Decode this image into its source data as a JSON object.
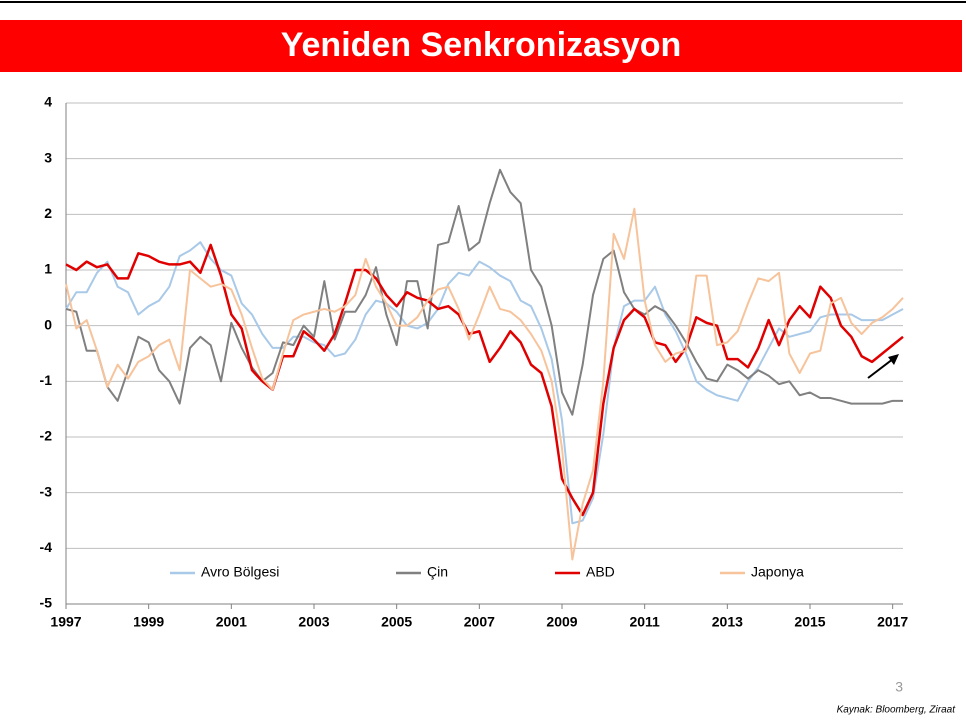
{
  "chart_data": {
    "type": "line",
    "title": "Yeniden Senkronizasyon",
    "x": [
      1997,
      1997.25,
      1997.5,
      1997.75,
      1998,
      1998.25,
      1998.5,
      1998.75,
      1999,
      1999.25,
      1999.5,
      1999.75,
      2000,
      2000.25,
      2000.5,
      2000.75,
      2001,
      2001.25,
      2001.5,
      2001.75,
      2002,
      2002.25,
      2002.5,
      2002.75,
      2003,
      2003.25,
      2003.5,
      2003.75,
      2004,
      2004.25,
      2004.5,
      2004.75,
      2005,
      2005.25,
      2005.5,
      2005.75,
      2006,
      2006.25,
      2006.5,
      2006.75,
      2007,
      2007.25,
      2007.5,
      2007.75,
      2008,
      2008.25,
      2008.5,
      2008.75,
      2009,
      2009.25,
      2009.5,
      2009.75,
      2010,
      2010.25,
      2010.5,
      2010.75,
      2011,
      2011.25,
      2011.5,
      2011.75,
      2012,
      2012.25,
      2012.5,
      2012.75,
      2013,
      2013.25,
      2013.5,
      2013.75,
      2014,
      2014.25,
      2014.5,
      2014.75,
      2015,
      2015.25,
      2015.5,
      2015.75,
      2016,
      2016.25,
      2016.5,
      2016.75,
      2017,
      2017.25
    ],
    "series": [
      {
        "name": "Avro Bölgesi",
        "color": "#a9c9e8",
        "values": [
          0.3,
          0.6,
          0.6,
          0.95,
          1.15,
          0.7,
          0.6,
          0.2,
          0.35,
          0.45,
          0.7,
          1.25,
          1.35,
          1.5,
          1.2,
          1.0,
          0.9,
          0.4,
          0.2,
          -0.15,
          -0.4,
          -0.4,
          -0.2,
          -0.2,
          -0.3,
          -0.35,
          -0.55,
          -0.5,
          -0.25,
          0.2,
          0.45,
          0.4,
          0.25,
          0.0,
          -0.05,
          0.05,
          0.3,
          0.75,
          0.95,
          0.9,
          1.15,
          1.05,
          0.9,
          0.8,
          0.45,
          0.35,
          -0.05,
          -0.6,
          -1.7,
          -3.55,
          -3.5,
          -3.1,
          -1.95,
          -0.4,
          0.35,
          0.45,
          0.45,
          0.7,
          0.2,
          -0.1,
          -0.5,
          -1.0,
          -1.15,
          -1.25,
          -1.3,
          -1.35,
          -1.0,
          -0.75,
          -0.4,
          -0.05,
          -0.2,
          -0.15,
          -0.1,
          0.15,
          0.2,
          0.2,
          0.2,
          0.1,
          0.1,
          0.1,
          0.2,
          0.3
        ]
      },
      {
        "name": "Çin",
        "color": "#808080",
        "values": [
          0.3,
          0.25,
          -0.45,
          -0.45,
          -1.1,
          -1.35,
          -0.8,
          -0.2,
          -0.3,
          -0.8,
          -1.0,
          -1.4,
          -0.4,
          -0.2,
          -0.35,
          -1.0,
          0.05,
          -0.4,
          -0.75,
          -1.0,
          -0.85,
          -0.3,
          -0.35,
          0.0,
          -0.2,
          0.8,
          -0.25,
          0.25,
          0.25,
          0.55,
          1.05,
          0.2,
          -0.35,
          0.8,
          0.8,
          -0.05,
          1.45,
          1.5,
          2.15,
          1.35,
          1.5,
          2.2,
          2.8,
          2.4,
          2.2,
          1.0,
          0.7,
          0.0,
          -1.2,
          -1.6,
          -0.7,
          0.55,
          1.2,
          1.35,
          0.6,
          0.3,
          0.2,
          0.35,
          0.25,
          0.0,
          -0.3,
          -0.65,
          -0.95,
          -1.0,
          -0.7,
          -0.8,
          -0.95,
          -0.8,
          -0.9,
          -1.05,
          -1.0,
          -1.25,
          -1.2,
          -1.3,
          -1.3,
          -1.35,
          -1.4,
          -1.4,
          -1.4,
          -1.4,
          -1.35,
          -1.35
        ]
      },
      {
        "name": "ABD",
        "color": "#e00000",
        "values": [
          1.1,
          1.0,
          1.15,
          1.05,
          1.1,
          0.85,
          0.85,
          1.3,
          1.25,
          1.15,
          1.1,
          1.1,
          1.15,
          0.95,
          1.45,
          0.9,
          0.2,
          -0.05,
          -0.8,
          -1.0,
          -1.15,
          -0.55,
          -0.55,
          -0.1,
          -0.25,
          -0.45,
          -0.15,
          0.4,
          1.0,
          1.0,
          0.85,
          0.55,
          0.35,
          0.6,
          0.5,
          0.45,
          0.3,
          0.35,
          0.2,
          -0.15,
          -0.1,
          -0.65,
          -0.4,
          -0.1,
          -0.3,
          -0.7,
          -0.85,
          -1.45,
          -2.75,
          -3.1,
          -3.4,
          -3.0,
          -1.4,
          -0.4,
          0.1,
          0.3,
          0.15,
          -0.3,
          -0.35,
          -0.65,
          -0.4,
          0.15,
          0.05,
          0.0,
          -0.6,
          -0.6,
          -0.75,
          -0.4,
          0.1,
          -0.35,
          0.1,
          0.35,
          0.15,
          0.7,
          0.5,
          0.0,
          -0.2,
          -0.55,
          -0.65,
          -0.5,
          -0.35,
          -0.2
        ]
      },
      {
        "name": "Japonya",
        "color": "#f7c39b",
        "values": [
          0.75,
          -0.05,
          0.1,
          -0.45,
          -1.1,
          -0.7,
          -0.95,
          -0.65,
          -0.55,
          -0.35,
          -0.25,
          -0.8,
          1.0,
          0.85,
          0.7,
          0.75,
          0.65,
          0.2,
          -0.4,
          -0.95,
          -1.15,
          -0.5,
          0.1,
          0.2,
          0.25,
          0.3,
          0.25,
          0.35,
          0.55,
          1.2,
          0.7,
          0.4,
          0.0,
          0.0,
          0.15,
          0.45,
          0.65,
          0.7,
          0.3,
          -0.25,
          0.2,
          0.7,
          0.3,
          0.25,
          0.1,
          -0.15,
          -0.45,
          -1.0,
          -2.2,
          -4.2,
          -3.2,
          -2.6,
          -1.0,
          1.65,
          1.2,
          2.1,
          0.45,
          -0.35,
          -0.65,
          -0.5,
          -0.45,
          0.9,
          0.9,
          -0.35,
          -0.3,
          -0.1,
          0.4,
          0.85,
          0.8,
          0.95,
          -0.5,
          -0.85,
          -0.5,
          -0.45,
          0.4,
          0.5,
          0.05,
          -0.15,
          0.05,
          0.15,
          0.3,
          0.5
        ]
      }
    ],
    "xlim": [
      1997,
      2017.25
    ],
    "xticks": [
      1997,
      1999,
      2001,
      2003,
      2005,
      2007,
      2009,
      2011,
      2013,
      2015,
      2017
    ],
    "ylim": [
      -5,
      4
    ],
    "yticks": [
      -5,
      -4,
      -3,
      -2,
      -1,
      0,
      1,
      2,
      3,
      4
    ],
    "grid": true,
    "legend": "bottom"
  },
  "slide": {
    "page_number": "3",
    "source": "Kaynak: Bloomberg, Ziraat"
  }
}
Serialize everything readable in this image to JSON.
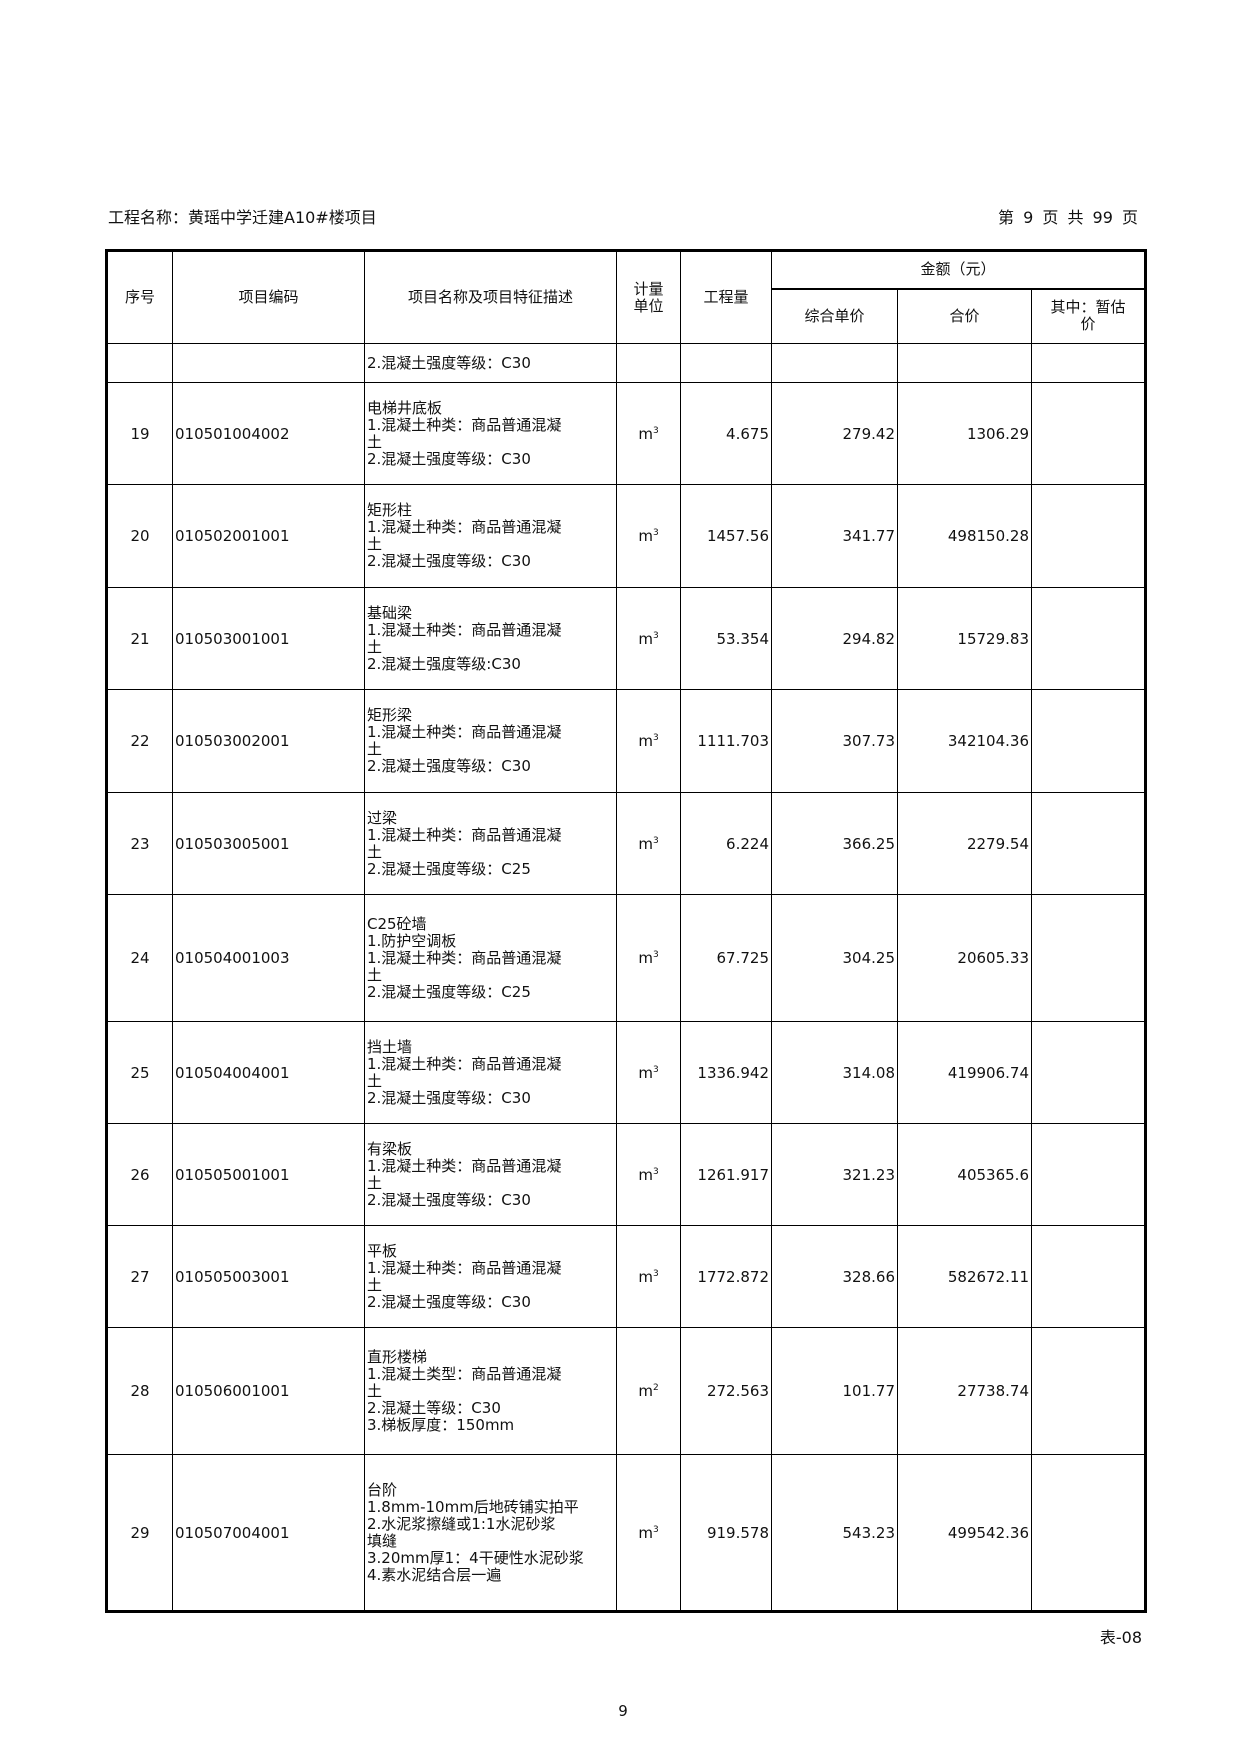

### SET EXERCISE:
Quote the listing above in full, except for the pictures.

### REPLY TO THE EXERCISE:
Decode this image into its source data as a JSON object.
{
  "chart_data": {
    "type": "line",
    "title": "Yeniden Senkronizasyon",
    "x": [
      1997,
      1997.25,
      1997.5,
      1997.75,
      1998,
      1998.25,
      1998.5,
      1998.75,
      1999,
      1999.25,
      1999.5,
      1999.75,
      2000,
      2000.25,
      2000.5,
      2000.75,
      2001,
      2001.25,
      2001.5,
      2001.75,
      2002,
      2002.25,
      2002.5,
      2002.75,
      2003,
      2003.25,
      2003.5,
      2003.75,
      2004,
      2004.25,
      2004.5,
      2004.75,
      2005,
      2005.25,
      2005.5,
      2005.75,
      2006,
      2006.25,
      2006.5,
      2006.75,
      2007,
      2007.25,
      2007.5,
      2007.75,
      2008,
      2008.25,
      2008.5,
      2008.75,
      2009,
      2009.25,
      2009.5,
      2009.75,
      2010,
      2010.25,
      2010.5,
      2010.75,
      2011,
      2011.25,
      2011.5,
      2011.75,
      2012,
      2012.25,
      2012.5,
      2012.75,
      2013,
      2013.25,
      2013.5,
      2013.75,
      2014,
      2014.25,
      2014.5,
      2014.75,
      2015,
      2015.25,
      2015.5,
      2015.75,
      2016,
      2016.25,
      2016.5,
      2016.75,
      2017,
      2017.25
    ],
    "series": [
      {
        "name": "Avro Bölgesi",
        "color": "#a9c9e8",
        "values": [
          0.3,
          0.6,
          0.6,
          0.95,
          1.15,
          0.7,
          0.6,
          0.2,
          0.35,
          0.45,
          0.7,
          1.25,
          1.35,
          1.5,
          1.2,
          1.0,
          0.9,
          0.4,
          0.2,
          -0.15,
          -0.4,
          -0.4,
          -0.2,
          -0.2,
          -0.3,
          -0.35,
          -0.55,
          -0.5,
          -0.25,
          0.2,
          0.45,
          0.4,
          0.25,
          0.0,
          -0.05,
          0.05,
          0.3,
          0.75,
          0.95,
          0.9,
          1.15,
          1.05,
          0.9,
          0.8,
          0.45,
          0.35,
          -0.05,
          -0.6,
          -1.7,
          -3.55,
          -3.5,
          -3.1,
          -1.95,
          -0.4,
          0.35,
          0.45,
          0.45,
          0.7,
          0.2,
          -0.1,
          -0.5,
          -1.0,
          -1.15,
          -1.25,
          -1.3,
          -1.35,
          -1.0,
          -0.75,
          -0.4,
          -0.05,
          -0.2,
          -0.15,
          -0.1,
          0.15,
          0.2,
          0.2,
          0.2,
          0.1,
          0.1,
          0.1,
          0.2,
          0.3
        ]
      },
      {
        "name": "Çin",
        "color": "#808080",
        "values": [
          0.3,
          0.25,
          -0.45,
          -0.45,
          -1.1,
          -1.35,
          -0.8,
          -0.2,
          -0.3,
          -0.8,
          -1.0,
          -1.4,
          -0.4,
          -0.2,
          -0.35,
          -1.0,
          0.05,
          -0.4,
          -0.75,
          -1.0,
          -0.85,
          -0.3,
          -0.35,
          0.0,
          -0.2,
          0.8,
          -0.25,
          0.25,
          0.25,
          0.55,
          1.05,
          0.2,
          -0.35,
          0.8,
          0.8,
          -0.05,
          1.45,
          1.5,
          2.15,
          1.35,
          1.5,
          2.2,
          2.8,
          2.4,
          2.2,
          1.0,
          0.7,
          0.0,
          -1.2,
          -1.6,
          -0.7,
          0.55,
          1.2,
          1.35,
          0.6,
          0.3,
          0.2,
          0.35,
          0.25,
          0.0,
          -0.3,
          -0.65,
          -0.95,
          -1.0,
          -0.7,
          -0.8,
          -0.95,
          -0.8,
          -0.9,
          -1.05,
          -1.0,
          -1.25,
          -1.2,
          -1.3,
          -1.3,
          -1.35,
          -1.4,
          -1.4,
          -1.4,
          -1.4,
          -1.35,
          -1.35
        ]
      },
      {
        "name": "ABD",
        "color": "#e00000",
        "values": [
          1.1,
          1.0,
          1.15,
          1.05,
          1.1,
          0.85,
          0.85,
          1.3,
          1.25,
          1.15,
          1.1,
          1.1,
          1.15,
          0.95,
          1.45,
          0.9,
          0.2,
          -0.05,
          -0.8,
          -1.0,
          -1.15,
          -0.55,
          -0.55,
          -0.1,
          -0.25,
          -0.45,
          -0.15,
          0.4,
          1.0,
          1.0,
          0.85,
          0.55,
          0.35,
          0.6,
          0.5,
          0.45,
          0.3,
          0.35,
          0.2,
          -0.15,
          -0.1,
          -0.65,
          -0.4,
          -0.1,
          -0.3,
          -0.7,
          -0.85,
          -1.45,
          -2.75,
          -3.1,
          -3.4,
          -3.0,
          -1.4,
          -0.4,
          0.1,
          0.3,
          0.15,
          -0.3,
          -0.35,
          -0.65,
          -0.4,
          0.15,
          0.05,
          0.0,
          -0.6,
          -0.6,
          -0.75,
          -0.4,
          0.1,
          -0.35,
          0.1,
          0.35,
          0.15,
          0.7,
          0.5,
          0.0,
          -0.2,
          -0.55,
          -0.65,
          -0.5,
          -0.35,
          -0.2
        ]
      },
      {
        "name": "Japonya",
        "color": "#f7c39b",
        "values": [
          0.75,
          -0.05,
          0.1,
          -0.45,
          -1.1,
          -0.7,
          -0.95,
          -0.65,
          -0.55,
          -0.35,
          -0.25,
          -0.8,
          1.0,
          0.85,
          0.7,
          0.75,
          0.65,
          0.2,
          -0.4,
          -0.95,
          -1.15,
          -0.5,
          0.1,
          0.2,
          0.25,
          0.3,
          0.25,
          0.35,
          0.55,
          1.2,
          0.7,
          0.4,
          0.0,
          0.0,
          0.15,
          0.45,
          0.65,
          0.7,
          0.3,
          -0.25,
          0.2,
          0.7,
          0.3,
          0.25,
          0.1,
          -0.15,
          -0.45,
          -1.0,
          -2.2,
          -4.2,
          -3.2,
          -2.6,
          -1.0,
          1.65,
          1.2,
          2.1,
          0.45,
          -0.35,
          -0.65,
          -0.5,
          -0.45,
          0.9,
          0.9,
          -0.35,
          -0.3,
          -0.1,
          0.4,
          0.85,
          0.8,
          0.95,
          -0.5,
          -0.85,
          -0.5,
          -0.45,
          0.4,
          0.5,
          0.05,
          -0.15,
          0.05,
          0.15,
          0.3,
          0.5
        ]
      }
    ],
    "xlim": [
      1997,
      2017.25
    ],
    "xticks": [
      1997,
      1999,
      2001,
      2003,
      2005,
      2007,
      2009,
      2011,
      2013,
      2015,
      2017
    ],
    "ylim": [
      -5,
      4
    ],
    "yticks": [
      -5,
      -4,
      -3,
      -2,
      -1,
      0,
      1,
      2,
      3,
      4
    ],
    "grid": true,
    "legend": "bottom"
  },
  "slide": {
    "page_number": "3",
    "source": "Kaynak: Bloomberg, Ziraat"
  }
}
Serialize everything readable in this image to JSON.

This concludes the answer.